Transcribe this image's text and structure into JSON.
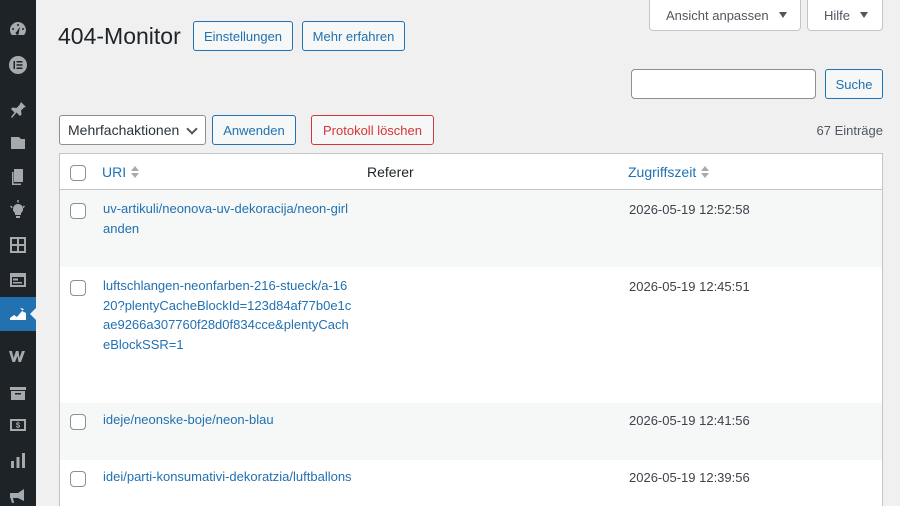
{
  "sidebar": {
    "items": [
      {
        "icon": "dashboard-icon",
        "current": false
      },
      {
        "icon": "elementor-icon",
        "current": false
      },
      {
        "icon": "pin-icon",
        "current": false
      },
      {
        "icon": "media-icon",
        "current": false
      },
      {
        "icon": "pages-icon",
        "current": false
      },
      {
        "icon": "lightbulb-icon",
        "current": false
      },
      {
        "icon": "grid-icon",
        "current": false
      },
      {
        "icon": "layout-icon",
        "current": false
      },
      {
        "icon": "redirect-tool-icon",
        "current": true
      },
      {
        "icon": "woocommerce-icon",
        "current": false
      },
      {
        "icon": "archive-icon",
        "current": false
      },
      {
        "icon": "money-icon",
        "current": false
      },
      {
        "icon": "analytics-icon",
        "current": false
      },
      {
        "icon": "megaphone-icon",
        "current": false
      }
    ]
  },
  "screen_meta": {
    "screen_options_label": "Ansicht anpassen",
    "help_label": "Hilfe"
  },
  "page": {
    "title": "404-Monitor",
    "settings_button": "Einstellungen",
    "learn_more_button": "Mehr erfahren"
  },
  "search": {
    "value": "",
    "button": "Suche"
  },
  "bulk": {
    "select_value": "Mehrfachaktionen",
    "apply_button": "Anwenden",
    "clear_log_button": "Protokoll löschen",
    "entry_count": "67 Einträge"
  },
  "table": {
    "columns": {
      "uri": "URI",
      "referer": "Referer",
      "access_time": "Zugriffszeit"
    },
    "rows": [
      {
        "uri": "uv-artikuli/neonova-uv-dekoracija/neon-girlanden",
        "referer": "",
        "time": "2026-05-19 12:52:58"
      },
      {
        "uri": "luftschlangen-neonfarben-216-stueck/a-1620?plentyCacheBlockId=123d84af77b0e1cae9266a307760f28d0f834cce&plentyCacheBlockSSR=1",
        "referer": "",
        "time": "2026-05-19 12:45:51"
      },
      {
        "uri": "ideje/neonske-boje/neon-blau",
        "referer": "",
        "time": "2026-05-19 12:41:56"
      },
      {
        "uri": "idei/parti-konsumativi-dekoratzia/luftballons",
        "referer": "",
        "time": "2026-05-19 12:39:56"
      }
    ]
  }
}
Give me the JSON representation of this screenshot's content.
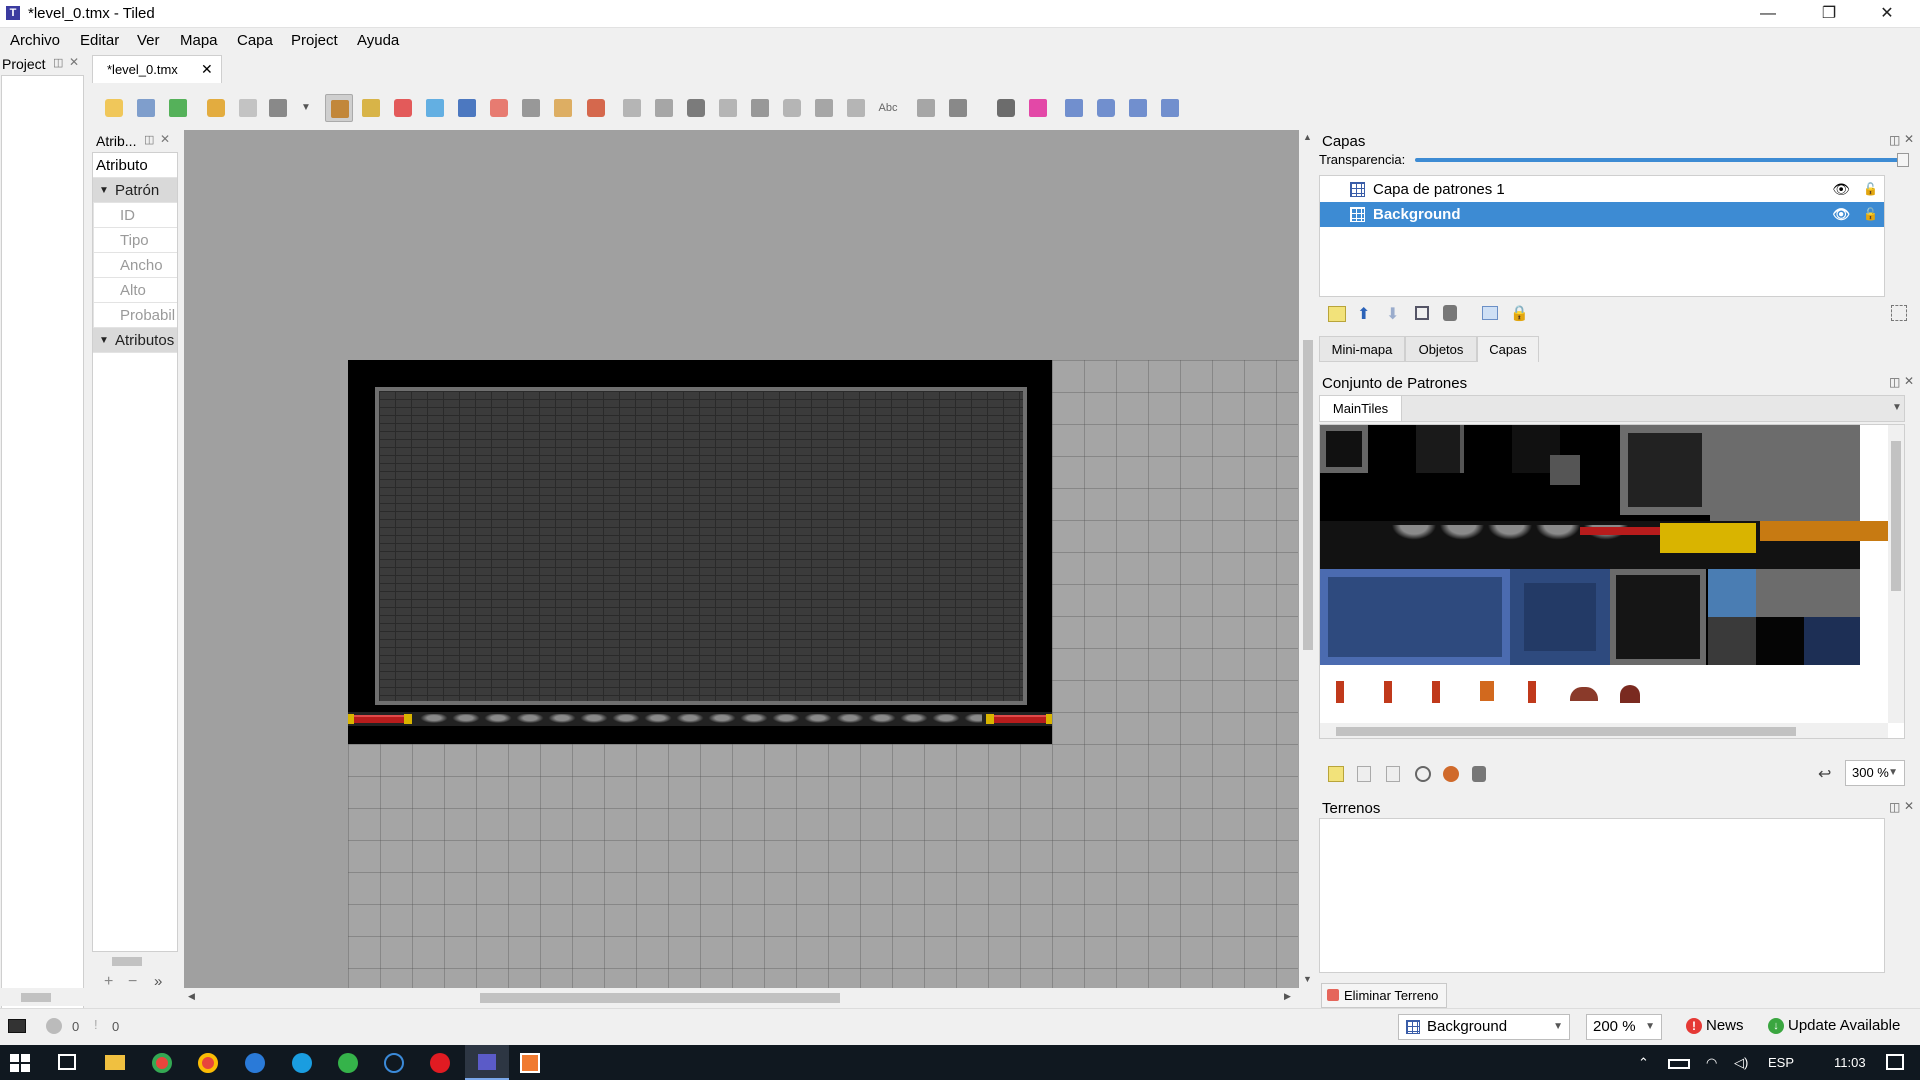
{
  "window": {
    "title": "*level_0.tmx - Tiled",
    "minimize": "—",
    "restore": "❐",
    "close": "✕"
  },
  "menu": [
    "Archivo",
    "Editar",
    "Ver",
    "Mapa",
    "Capa",
    "Project",
    "Ayuda"
  ],
  "project_dock": {
    "title": "Project"
  },
  "document_tab": {
    "label": "*level_0.tmx",
    "close": "✕"
  },
  "toolbar": {
    "icons": [
      "new-map-icon",
      "open-icon",
      "save-icon",
      "undo-icon",
      "redo-icon",
      "command-icon",
      "dropdown-arrow-icon",
      "stamp-brush-icon",
      "terrain-brush-icon",
      "wang-brush-icon",
      "bucket-fill-icon",
      "shape-fill-icon",
      "eraser-icon",
      "rect-select-icon",
      "magic-wand-icon",
      "select-same-tile-icon",
      "select-objects-icon",
      "edit-polygons-icon",
      "insert-rectangle-icon",
      "insert-point-icon",
      "insert-ellipse-icon",
      "insert-polygon-icon",
      "insert-tile-icon",
      "insert-template-icon",
      "insert-text-icon",
      "random-mode-icon",
      "wang-fill-icon",
      "stamp-random-icon",
      "color-icon",
      "flip-horizontal-icon",
      "flip-vertical-icon",
      "rotate-left-icon",
      "rotate-right-icon"
    ],
    "text_icon": "Abc"
  },
  "properties": {
    "title": "Atrib...",
    "column": "Atributo",
    "groups": [
      {
        "label": "Patrón",
        "items": [
          "ID",
          "Tipo",
          "Ancho",
          "Alto",
          "Probabil"
        ]
      },
      {
        "label": "Atributos",
        "items": []
      }
    ],
    "add": "+",
    "remove": "−",
    "more": "»"
  },
  "layers_panel": {
    "title": "Capas",
    "opacity_label": "Transparencia:",
    "opacity": 1.0,
    "layers": [
      {
        "name": "Capa de patrones 1",
        "visible": true,
        "selected": false
      },
      {
        "name": "Background",
        "visible": true,
        "selected": true
      }
    ]
  },
  "panel_tabs": [
    "Mini-mapa",
    "Objetos",
    "Capas"
  ],
  "active_panel_tab": "Capas",
  "tileset_panel": {
    "title": "Conjunto de Patrones",
    "tileset_tab": "MainTiles",
    "zoom": "300 %"
  },
  "terrain_panel": {
    "title": "Terrenos",
    "erase_button": "Eliminar Terreno"
  },
  "statusbar": {
    "error_count": "0",
    "warning_count": "0",
    "layer_combo": "Background",
    "zoom_combo": "200 %",
    "news": "News",
    "update": "Update Available"
  },
  "taskbar": {
    "language": "ESP",
    "time": "11:03"
  },
  "colors": {
    "selection": "#3d8bd3",
    "canvas": "#a0a0a0",
    "taskbar": "#101820"
  }
}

################

- _EXERCISE PROMPT_: Quote every record above exactly, leaving out any pictures.

- _COMPLETED EXERCISE_:
Transcribe this image's text and structure into JSON.
{
  "sidebar": {
    "items": [
      {
        "icon": "dashboard-icon",
        "current": false
      },
      {
        "icon": "elementor-icon",
        "current": false
      },
      {
        "icon": "pin-icon",
        "current": false
      },
      {
        "icon": "media-icon",
        "current": false
      },
      {
        "icon": "pages-icon",
        "current": false
      },
      {
        "icon": "lightbulb-icon",
        "current": false
      },
      {
        "icon": "grid-icon",
        "current": false
      },
      {
        "icon": "layout-icon",
        "current": false
      },
      {
        "icon": "redirect-tool-icon",
        "current": true
      },
      {
        "icon": "woocommerce-icon",
        "current": false
      },
      {
        "icon": "archive-icon",
        "current": false
      },
      {
        "icon": "money-icon",
        "current": false
      },
      {
        "icon": "analytics-icon",
        "current": false
      },
      {
        "icon": "megaphone-icon",
        "current": false
      }
    ]
  },
  "screen_meta": {
    "screen_options_label": "Ansicht anpassen",
    "help_label": "Hilfe"
  },
  "page": {
    "title": "404-Monitor",
    "settings_button": "Einstellungen",
    "learn_more_button": "Mehr erfahren"
  },
  "search": {
    "value": "",
    "button": "Suche"
  },
  "bulk": {
    "select_value": "Mehrfachaktionen",
    "apply_button": "Anwenden",
    "clear_log_button": "Protokoll löschen",
    "entry_count": "67 Einträge"
  },
  "table": {
    "columns": {
      "uri": "URI",
      "referer": "Referer",
      "access_time": "Zugriffszeit"
    },
    "rows": [
      {
        "uri": "uv-artikuli/neonova-uv-dekoracija/neon-girlanden",
        "referer": "",
        "time": "2026-05-19 12:52:58"
      },
      {
        "uri": "luftschlangen-neonfarben-216-stueck/a-1620?plentyCacheBlockId=123d84af77b0e1cae9266a307760f28d0f834cce&plentyCacheBlockSSR=1",
        "referer": "",
        "time": "2026-05-19 12:45:51"
      },
      {
        "uri": "ideje/neonske-boje/neon-blau",
        "referer": "",
        "time": "2026-05-19 12:41:56"
      },
      {
        "uri": "idei/parti-konsumativi-dekoratzia/luftballons",
        "referer": "",
        "time": "2026-05-19 12:39:56"
      }
    ]
  }
}
Give me the JSON representation of this screenshot's content.
{
  "window": {
    "title": "*level_0.tmx - Tiled",
    "minimize": "—",
    "restore": "❐",
    "close": "✕"
  },
  "menu": [
    "Archivo",
    "Editar",
    "Ver",
    "Mapa",
    "Capa",
    "Project",
    "Ayuda"
  ],
  "project_dock": {
    "title": "Project"
  },
  "document_tab": {
    "label": "*level_0.tmx",
    "close": "✕"
  },
  "toolbar": {
    "icons": [
      "new-map-icon",
      "open-icon",
      "save-icon",
      "undo-icon",
      "redo-icon",
      "command-icon",
      "dropdown-arrow-icon",
      "stamp-brush-icon",
      "terrain-brush-icon",
      "wang-brush-icon",
      "bucket-fill-icon",
      "shape-fill-icon",
      "eraser-icon",
      "rect-select-icon",
      "magic-wand-icon",
      "select-same-tile-icon",
      "select-objects-icon",
      "edit-polygons-icon",
      "insert-rectangle-icon",
      "insert-point-icon",
      "insert-ellipse-icon",
      "insert-polygon-icon",
      "insert-tile-icon",
      "insert-template-icon",
      "insert-text-icon",
      "random-mode-icon",
      "wang-fill-icon",
      "stamp-random-icon",
      "color-icon",
      "flip-horizontal-icon",
      "flip-vertical-icon",
      "rotate-left-icon",
      "rotate-right-icon"
    ],
    "text_icon": "Abc"
  },
  "properties": {
    "title": "Atrib...",
    "column": "Atributo",
    "groups": [
      {
        "label": "Patrón",
        "items": [
          "ID",
          "Tipo",
          "Ancho",
          "Alto",
          "Probabil"
        ]
      },
      {
        "label": "Atributos",
        "items": []
      }
    ],
    "add": "+",
    "remove": "−",
    "more": "»"
  },
  "layers_panel": {
    "title": "Capas",
    "opacity_label": "Transparencia:",
    "opacity": 1.0,
    "layers": [
      {
        "name": "Capa de patrones 1",
        "visible": true,
        "selected": false
      },
      {
        "name": "Background",
        "visible": true,
        "selected": true
      }
    ]
  },
  "panel_tabs": [
    "Mini-mapa",
    "Objetos",
    "Capas"
  ],
  "active_panel_tab": "Capas",
  "tileset_panel": {
    "title": "Conjunto de Patrones",
    "tileset_tab": "MainTiles",
    "zoom": "300 %"
  },
  "terrain_panel": {
    "title": "Terrenos",
    "erase_button": "Eliminar Terreno"
  },
  "statusbar": {
    "error_count": "0",
    "warning_count": "0",
    "layer_combo": "Background",
    "zoom_combo": "200 %",
    "news": "News",
    "update": "Update Available"
  },
  "taskbar": {
    "language": "ESP",
    "time": "11:03"
  },
  "colors": {
    "selection": "#3d8bd3",
    "canvas": "#a0a0a0",
    "taskbar": "#101820"
  }
}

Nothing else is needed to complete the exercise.